▸ Task item A: Repeat everything from "Hairpin and dimer" down to "run the experiment." in the primer Tm text.
▸ Task item B:
Answer these questions from the primer Tm text:
(i) In what reference salt condition is primer Tm calculated?
(ii) Which source is cited for the nearest-neighbor method?
(iii) How far below Tm is PCR annealing temperature typically set?
▸ Task item C: Condense the paragraph of the primer Tm text that begins "A hairpin forms when" into a short bulleted list that keeps its main facts.

▸ Text shown:
- - -
Nearest-neighbor method vs Wallace rule - why precision matters

The Wallace rule (Tm ≈ 2(A+T) + 4(G+C)) is simple and fast, but treats all base pairs equally. Nearest-neighbor (SantaLucia 1998) sums enthalpy and entropy contributions of each adjacent base pair, accounting for stacking interactions. For primers longer than 18bp or with unusual GC content, nearest-neighbor is substantially more accurate.

Salt concentration and DMSO - how buffer composition changes Tm

Primer Tm is calculated in reference salt (1M NaCl). Your PCR buffer is typically 50mM KCl and 1.5-3.5mM MgCl2. Higher salt increases Tm; the calculator corrects for this. DMSO, added for GC-rich regions, decreases Tm. Both corrections are essential for getting annealing temperature right.

Hairpin and dimer detection - catching self-binding problems

A hairpin forms when a primer binds to itself, reducing effective primer concentration. Primer dimers form when two primers bind each other instead of template. Both waste reagents and reduce yield. The calculator checks for these structures and warns before you run the experiment.

FAQ

What is primer Tm and why does it matter for PCR?

Primer Tm is the temperature at which 50% of primer-template duplexes dissociate. PCR annealing temperature is typically set 3-5°C below Tm. Incorrect Tm estimation leads to no amplification (temperature too high) or non-specific bands (too low).
- - -
[Document understanding data]
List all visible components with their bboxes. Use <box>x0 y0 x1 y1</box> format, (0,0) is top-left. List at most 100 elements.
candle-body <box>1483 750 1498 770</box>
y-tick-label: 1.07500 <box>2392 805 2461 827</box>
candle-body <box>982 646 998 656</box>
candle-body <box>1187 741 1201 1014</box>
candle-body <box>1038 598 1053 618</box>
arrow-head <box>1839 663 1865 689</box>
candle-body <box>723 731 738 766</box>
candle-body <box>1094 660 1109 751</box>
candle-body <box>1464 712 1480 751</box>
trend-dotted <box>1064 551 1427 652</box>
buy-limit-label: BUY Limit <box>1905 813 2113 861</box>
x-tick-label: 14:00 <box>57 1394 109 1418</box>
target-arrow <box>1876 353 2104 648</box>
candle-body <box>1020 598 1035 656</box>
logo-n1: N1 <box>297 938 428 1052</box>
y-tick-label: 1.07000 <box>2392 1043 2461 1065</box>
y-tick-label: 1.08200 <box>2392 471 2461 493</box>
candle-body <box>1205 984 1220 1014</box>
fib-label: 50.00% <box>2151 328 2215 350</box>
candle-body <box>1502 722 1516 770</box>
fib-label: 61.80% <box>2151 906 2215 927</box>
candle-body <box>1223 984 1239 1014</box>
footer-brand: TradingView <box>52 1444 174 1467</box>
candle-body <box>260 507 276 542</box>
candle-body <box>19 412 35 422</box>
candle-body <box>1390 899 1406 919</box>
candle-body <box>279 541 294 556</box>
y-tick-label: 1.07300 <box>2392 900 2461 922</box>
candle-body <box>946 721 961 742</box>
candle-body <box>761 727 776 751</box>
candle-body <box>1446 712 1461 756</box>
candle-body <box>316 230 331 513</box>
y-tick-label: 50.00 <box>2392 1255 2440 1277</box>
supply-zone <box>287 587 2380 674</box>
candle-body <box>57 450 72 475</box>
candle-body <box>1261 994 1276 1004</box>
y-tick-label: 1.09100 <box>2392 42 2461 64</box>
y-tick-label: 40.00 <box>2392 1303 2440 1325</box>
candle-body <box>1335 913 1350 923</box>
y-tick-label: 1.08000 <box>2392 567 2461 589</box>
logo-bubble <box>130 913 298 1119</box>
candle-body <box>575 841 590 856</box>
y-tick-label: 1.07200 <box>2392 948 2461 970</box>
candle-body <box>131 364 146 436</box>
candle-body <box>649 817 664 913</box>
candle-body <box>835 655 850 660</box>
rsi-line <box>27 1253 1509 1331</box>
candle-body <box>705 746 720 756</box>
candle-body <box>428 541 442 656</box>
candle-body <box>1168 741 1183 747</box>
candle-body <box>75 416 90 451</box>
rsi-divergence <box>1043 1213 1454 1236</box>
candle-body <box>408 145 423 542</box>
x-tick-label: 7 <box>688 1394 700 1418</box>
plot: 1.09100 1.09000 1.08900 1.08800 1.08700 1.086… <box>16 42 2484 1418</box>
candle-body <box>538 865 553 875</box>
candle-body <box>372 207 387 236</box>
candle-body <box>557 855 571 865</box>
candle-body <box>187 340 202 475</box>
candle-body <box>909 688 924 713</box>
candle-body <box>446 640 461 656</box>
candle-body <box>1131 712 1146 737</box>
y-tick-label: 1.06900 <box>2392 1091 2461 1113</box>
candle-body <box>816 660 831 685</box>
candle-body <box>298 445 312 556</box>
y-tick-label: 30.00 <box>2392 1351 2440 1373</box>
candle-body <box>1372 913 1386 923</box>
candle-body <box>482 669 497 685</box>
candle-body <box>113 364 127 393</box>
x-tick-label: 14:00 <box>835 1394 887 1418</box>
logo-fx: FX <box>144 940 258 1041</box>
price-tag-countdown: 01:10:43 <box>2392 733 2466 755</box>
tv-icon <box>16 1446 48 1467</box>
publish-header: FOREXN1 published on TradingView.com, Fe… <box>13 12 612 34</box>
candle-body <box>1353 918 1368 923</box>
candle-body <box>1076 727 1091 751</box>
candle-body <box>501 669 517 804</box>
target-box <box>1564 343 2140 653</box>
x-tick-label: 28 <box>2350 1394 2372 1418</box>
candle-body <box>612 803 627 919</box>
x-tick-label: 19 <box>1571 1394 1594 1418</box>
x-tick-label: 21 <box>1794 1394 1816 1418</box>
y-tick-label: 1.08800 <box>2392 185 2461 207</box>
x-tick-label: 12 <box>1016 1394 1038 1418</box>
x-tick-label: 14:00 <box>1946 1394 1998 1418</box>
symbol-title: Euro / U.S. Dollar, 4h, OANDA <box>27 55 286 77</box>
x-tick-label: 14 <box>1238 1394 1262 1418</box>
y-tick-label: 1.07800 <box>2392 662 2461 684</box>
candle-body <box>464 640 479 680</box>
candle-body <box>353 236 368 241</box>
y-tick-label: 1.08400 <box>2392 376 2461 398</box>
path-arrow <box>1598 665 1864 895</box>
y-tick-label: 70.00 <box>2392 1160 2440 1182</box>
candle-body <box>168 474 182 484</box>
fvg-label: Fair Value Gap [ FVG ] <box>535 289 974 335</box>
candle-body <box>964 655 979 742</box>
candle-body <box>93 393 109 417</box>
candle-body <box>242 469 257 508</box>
- - -
▸ Response area A:
Hairpin and dimer detection - catching self-binding problems

A hairpin forms when a primer binds to itself, reducing effective primer concentration. Primer dimers form when two primers bind each other instead of template. Both waste reagents and reduce yield. The calculator checks for these structures and warns before you run the experiment.

▸ Response area B:
(i) 1M NaCl
(ii) SantaLucia 1998
(iii) 3-5°C

▸ Response area C:
- Hairpin: a primer binds to itself, reducing effective primer concentration.
- Primer dimer: two primers bind each other instead of the template.
- Both waste reagents and reduce yield.
- The calculator checks for these structures and warns before the experiment is run.